Excerpts from a figure dataset:
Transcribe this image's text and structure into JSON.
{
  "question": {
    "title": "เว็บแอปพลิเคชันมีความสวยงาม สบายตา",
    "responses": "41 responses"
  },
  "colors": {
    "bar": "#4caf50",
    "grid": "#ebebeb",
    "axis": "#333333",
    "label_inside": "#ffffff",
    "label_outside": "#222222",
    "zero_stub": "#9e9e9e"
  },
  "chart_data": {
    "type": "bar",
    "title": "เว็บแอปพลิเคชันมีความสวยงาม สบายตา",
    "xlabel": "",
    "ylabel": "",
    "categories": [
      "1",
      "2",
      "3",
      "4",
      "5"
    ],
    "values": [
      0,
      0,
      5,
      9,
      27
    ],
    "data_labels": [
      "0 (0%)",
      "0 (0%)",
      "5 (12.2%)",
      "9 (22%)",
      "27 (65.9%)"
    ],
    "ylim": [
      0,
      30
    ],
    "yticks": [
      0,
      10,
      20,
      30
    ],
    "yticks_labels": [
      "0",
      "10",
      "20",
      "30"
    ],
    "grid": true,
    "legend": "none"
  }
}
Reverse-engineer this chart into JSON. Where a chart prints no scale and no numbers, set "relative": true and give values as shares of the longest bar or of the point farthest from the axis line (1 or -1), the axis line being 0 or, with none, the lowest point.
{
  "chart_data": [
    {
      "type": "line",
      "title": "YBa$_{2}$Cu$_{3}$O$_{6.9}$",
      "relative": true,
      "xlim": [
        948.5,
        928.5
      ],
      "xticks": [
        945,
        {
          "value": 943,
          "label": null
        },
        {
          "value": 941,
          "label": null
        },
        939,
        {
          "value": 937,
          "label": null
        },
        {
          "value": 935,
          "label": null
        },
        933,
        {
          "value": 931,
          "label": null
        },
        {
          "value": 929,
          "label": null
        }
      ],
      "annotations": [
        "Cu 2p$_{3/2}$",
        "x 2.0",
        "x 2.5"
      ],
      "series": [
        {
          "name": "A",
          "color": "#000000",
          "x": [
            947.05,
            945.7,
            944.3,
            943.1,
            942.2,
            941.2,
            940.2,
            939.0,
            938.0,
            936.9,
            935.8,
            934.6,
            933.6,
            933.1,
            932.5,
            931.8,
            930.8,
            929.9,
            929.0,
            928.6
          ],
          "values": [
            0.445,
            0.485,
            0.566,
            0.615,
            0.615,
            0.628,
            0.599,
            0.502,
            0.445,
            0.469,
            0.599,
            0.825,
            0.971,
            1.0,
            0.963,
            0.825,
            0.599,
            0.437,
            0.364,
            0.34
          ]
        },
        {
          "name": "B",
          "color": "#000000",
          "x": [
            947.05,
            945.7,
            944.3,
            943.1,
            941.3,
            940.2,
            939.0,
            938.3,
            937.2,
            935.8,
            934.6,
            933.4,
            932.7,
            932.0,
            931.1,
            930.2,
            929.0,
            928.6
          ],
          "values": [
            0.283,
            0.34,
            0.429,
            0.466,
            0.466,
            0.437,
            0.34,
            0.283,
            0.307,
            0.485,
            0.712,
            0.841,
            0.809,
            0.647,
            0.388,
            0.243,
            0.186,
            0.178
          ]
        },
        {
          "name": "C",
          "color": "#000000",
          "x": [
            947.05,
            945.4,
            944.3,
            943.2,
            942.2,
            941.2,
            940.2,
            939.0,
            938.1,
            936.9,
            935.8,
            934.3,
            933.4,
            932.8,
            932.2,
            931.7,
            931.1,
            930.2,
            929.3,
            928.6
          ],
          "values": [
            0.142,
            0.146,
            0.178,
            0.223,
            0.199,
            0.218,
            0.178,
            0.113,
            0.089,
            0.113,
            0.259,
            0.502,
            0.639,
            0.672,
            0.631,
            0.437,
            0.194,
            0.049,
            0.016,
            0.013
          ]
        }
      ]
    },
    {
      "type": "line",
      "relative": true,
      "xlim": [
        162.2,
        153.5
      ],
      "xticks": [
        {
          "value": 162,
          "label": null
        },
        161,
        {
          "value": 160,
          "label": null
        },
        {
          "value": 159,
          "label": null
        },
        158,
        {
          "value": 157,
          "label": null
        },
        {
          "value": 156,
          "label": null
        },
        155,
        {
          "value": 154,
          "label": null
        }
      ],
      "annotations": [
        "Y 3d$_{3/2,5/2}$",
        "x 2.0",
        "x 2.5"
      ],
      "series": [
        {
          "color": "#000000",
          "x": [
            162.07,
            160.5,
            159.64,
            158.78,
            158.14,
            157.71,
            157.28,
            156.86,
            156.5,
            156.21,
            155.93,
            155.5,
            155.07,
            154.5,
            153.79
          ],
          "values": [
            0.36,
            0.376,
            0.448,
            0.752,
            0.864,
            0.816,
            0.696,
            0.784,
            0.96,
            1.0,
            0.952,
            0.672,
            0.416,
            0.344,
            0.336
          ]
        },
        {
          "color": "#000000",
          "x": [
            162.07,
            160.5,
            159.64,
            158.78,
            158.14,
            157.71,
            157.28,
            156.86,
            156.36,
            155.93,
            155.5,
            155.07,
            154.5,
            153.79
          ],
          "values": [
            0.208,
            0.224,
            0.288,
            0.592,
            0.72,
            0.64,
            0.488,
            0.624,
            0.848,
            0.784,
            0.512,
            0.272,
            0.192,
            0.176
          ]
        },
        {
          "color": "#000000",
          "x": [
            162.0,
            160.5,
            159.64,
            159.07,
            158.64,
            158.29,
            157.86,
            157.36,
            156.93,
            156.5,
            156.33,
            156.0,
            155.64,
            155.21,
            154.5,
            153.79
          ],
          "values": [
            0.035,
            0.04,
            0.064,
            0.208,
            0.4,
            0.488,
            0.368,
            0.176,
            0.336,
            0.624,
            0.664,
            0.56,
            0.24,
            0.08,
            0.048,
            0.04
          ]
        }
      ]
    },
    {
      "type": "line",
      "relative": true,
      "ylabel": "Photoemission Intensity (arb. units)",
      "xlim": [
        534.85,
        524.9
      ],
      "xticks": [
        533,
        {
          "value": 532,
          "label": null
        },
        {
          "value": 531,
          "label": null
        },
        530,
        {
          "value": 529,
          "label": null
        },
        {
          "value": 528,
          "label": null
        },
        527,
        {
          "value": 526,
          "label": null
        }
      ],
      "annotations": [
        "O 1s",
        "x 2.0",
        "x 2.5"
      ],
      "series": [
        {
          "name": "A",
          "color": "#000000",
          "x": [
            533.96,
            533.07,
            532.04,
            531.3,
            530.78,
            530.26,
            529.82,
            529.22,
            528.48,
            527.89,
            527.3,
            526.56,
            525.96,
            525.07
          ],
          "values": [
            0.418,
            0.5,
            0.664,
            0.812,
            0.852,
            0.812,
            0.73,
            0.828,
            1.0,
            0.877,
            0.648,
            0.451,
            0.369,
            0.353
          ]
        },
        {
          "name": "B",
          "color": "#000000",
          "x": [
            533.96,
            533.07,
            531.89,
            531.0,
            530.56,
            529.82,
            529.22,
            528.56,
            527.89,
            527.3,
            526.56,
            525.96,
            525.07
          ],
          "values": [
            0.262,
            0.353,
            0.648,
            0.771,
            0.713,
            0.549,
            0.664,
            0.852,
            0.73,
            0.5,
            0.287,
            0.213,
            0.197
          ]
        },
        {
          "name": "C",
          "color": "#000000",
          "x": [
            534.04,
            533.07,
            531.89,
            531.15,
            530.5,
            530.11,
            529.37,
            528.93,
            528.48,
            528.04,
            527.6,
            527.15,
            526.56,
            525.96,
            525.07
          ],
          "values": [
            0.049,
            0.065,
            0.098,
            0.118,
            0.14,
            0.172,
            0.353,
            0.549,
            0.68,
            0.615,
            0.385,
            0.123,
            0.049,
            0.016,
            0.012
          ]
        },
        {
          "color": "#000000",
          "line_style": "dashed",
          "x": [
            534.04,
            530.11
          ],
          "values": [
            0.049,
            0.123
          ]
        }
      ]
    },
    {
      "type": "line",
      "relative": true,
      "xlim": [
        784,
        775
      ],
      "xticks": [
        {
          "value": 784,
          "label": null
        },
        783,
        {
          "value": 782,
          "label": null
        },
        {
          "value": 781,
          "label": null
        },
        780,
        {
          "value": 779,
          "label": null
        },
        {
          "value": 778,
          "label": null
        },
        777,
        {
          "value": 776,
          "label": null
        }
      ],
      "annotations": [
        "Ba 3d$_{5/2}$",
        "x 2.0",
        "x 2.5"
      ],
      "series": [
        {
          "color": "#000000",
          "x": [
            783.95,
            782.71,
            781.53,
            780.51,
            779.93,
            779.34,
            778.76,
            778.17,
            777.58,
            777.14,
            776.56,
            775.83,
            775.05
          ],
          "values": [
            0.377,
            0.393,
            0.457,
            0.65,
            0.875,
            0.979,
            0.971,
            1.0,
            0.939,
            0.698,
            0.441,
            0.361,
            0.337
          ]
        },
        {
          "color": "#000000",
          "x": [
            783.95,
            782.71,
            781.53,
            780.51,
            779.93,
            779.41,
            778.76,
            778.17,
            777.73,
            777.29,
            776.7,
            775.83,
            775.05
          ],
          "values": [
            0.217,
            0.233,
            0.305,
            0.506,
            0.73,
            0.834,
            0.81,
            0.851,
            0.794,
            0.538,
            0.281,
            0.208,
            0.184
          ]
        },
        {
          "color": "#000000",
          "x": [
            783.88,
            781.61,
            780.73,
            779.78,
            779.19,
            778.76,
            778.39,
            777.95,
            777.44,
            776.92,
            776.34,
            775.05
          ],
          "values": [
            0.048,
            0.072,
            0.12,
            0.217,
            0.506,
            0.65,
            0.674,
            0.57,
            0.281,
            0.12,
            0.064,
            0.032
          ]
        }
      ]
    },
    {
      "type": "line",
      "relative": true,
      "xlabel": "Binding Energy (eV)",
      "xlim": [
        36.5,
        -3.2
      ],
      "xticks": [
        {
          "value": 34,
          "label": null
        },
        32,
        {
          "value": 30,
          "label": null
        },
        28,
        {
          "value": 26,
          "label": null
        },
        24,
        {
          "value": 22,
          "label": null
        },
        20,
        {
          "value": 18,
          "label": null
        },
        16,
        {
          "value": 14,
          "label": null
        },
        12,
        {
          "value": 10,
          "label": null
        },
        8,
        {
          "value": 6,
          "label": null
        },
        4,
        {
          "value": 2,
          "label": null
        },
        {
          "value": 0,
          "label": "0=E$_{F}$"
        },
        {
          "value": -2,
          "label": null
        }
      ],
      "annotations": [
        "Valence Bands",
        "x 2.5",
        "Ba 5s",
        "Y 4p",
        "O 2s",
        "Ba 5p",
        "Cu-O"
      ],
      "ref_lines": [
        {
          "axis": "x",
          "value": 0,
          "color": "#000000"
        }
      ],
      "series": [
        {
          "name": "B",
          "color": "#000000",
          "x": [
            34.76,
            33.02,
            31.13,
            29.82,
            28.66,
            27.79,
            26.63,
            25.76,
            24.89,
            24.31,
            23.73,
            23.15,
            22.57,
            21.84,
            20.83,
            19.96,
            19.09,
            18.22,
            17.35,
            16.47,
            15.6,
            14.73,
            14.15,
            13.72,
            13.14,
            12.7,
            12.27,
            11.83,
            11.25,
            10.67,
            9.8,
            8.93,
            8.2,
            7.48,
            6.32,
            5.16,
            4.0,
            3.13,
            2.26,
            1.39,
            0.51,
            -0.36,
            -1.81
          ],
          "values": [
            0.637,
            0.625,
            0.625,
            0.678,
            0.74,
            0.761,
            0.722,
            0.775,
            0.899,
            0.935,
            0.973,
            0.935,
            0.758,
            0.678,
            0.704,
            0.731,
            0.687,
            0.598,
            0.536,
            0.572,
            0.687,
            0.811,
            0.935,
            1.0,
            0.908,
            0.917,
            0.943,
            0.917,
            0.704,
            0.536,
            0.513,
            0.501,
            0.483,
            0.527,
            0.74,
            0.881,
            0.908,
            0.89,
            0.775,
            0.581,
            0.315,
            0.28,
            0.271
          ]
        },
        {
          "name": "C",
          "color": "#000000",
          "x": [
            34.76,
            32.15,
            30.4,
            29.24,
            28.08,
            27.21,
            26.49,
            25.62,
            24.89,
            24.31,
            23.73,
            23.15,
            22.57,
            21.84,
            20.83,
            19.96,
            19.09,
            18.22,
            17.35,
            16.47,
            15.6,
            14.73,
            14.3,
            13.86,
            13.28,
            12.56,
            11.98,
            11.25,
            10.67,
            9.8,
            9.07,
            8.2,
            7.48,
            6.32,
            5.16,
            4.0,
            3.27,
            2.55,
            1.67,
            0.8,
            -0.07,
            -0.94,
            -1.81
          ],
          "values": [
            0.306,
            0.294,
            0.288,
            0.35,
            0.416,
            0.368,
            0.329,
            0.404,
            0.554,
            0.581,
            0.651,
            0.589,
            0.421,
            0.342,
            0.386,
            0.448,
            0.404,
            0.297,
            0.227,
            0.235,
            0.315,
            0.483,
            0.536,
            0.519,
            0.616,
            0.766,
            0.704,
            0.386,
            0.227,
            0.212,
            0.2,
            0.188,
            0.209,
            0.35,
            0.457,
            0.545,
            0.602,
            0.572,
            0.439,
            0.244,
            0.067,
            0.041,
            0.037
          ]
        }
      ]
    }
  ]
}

Short task => Copy all lines in the listing above where the string "this" appears.

Result below =>
Transcribe this image's text and structure into JSON.
Reverse-engineer this chart into JSON. Where a chart prints no scale and no numbers, set "relative": true and give values as shares of the longest bar or of the point farthest from the axis line (1 or -1), the axis line being 0 or, with none, the lowest point.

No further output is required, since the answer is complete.